• [Required work] Retype every entry exactly, character for character.

Extracted data entries:
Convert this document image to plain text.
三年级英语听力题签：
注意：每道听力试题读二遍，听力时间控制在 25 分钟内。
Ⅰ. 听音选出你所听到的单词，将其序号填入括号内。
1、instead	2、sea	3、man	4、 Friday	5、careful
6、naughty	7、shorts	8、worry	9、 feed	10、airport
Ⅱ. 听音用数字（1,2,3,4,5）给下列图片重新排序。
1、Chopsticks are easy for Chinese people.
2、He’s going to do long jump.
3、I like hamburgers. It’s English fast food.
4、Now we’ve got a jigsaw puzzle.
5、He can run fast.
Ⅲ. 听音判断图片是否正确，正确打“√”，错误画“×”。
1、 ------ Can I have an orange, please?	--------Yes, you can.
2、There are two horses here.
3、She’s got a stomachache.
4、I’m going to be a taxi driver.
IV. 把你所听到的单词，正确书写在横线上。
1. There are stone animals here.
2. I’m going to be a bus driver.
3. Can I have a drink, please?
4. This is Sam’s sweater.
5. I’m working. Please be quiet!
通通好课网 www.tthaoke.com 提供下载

• [The reply]
Convert this document image to plain text.
三年级英语听力题签：
注意：每道听力试题读二遍，听力时间控制在 25 分钟内。
Ⅰ. 听音选出你所听到的单词，将其序号填入括号内。
1、instead	2、sea	3、man	4、 Friday	5、careful
6、naughty	7、shorts	8、worry	9、 feed	10、airport
Ⅱ. 听音用数字（1,2,3,4,5）给下列图片重新排序。
1、Chopsticks are easy for Chinese people.
2、He’s going to do long jump.
3、I like hamburgers. It’s English fast food.
4、Now we’ve got a jigsaw puzzle.
5、He can run fast.
Ⅲ. 听音判断图片是否正确，正确打“√”，错误画“×”。
1、 ------ Can I have an orange, please?	--------Yes, you can.
2、There are two horses here.
3、She’s got a stomachache.
4、I’m going to be a taxi driver.
IV. 把你所听到的单词，正确书写在横线上。
1. There are stone animals here.
2. I’m going to be a bus driver.
3. Can I have a drink, please?
4. This is Sam’s sweater.
5. I’m working. Please be quiet!
通通好课网 www.tthaoke.com 提供下载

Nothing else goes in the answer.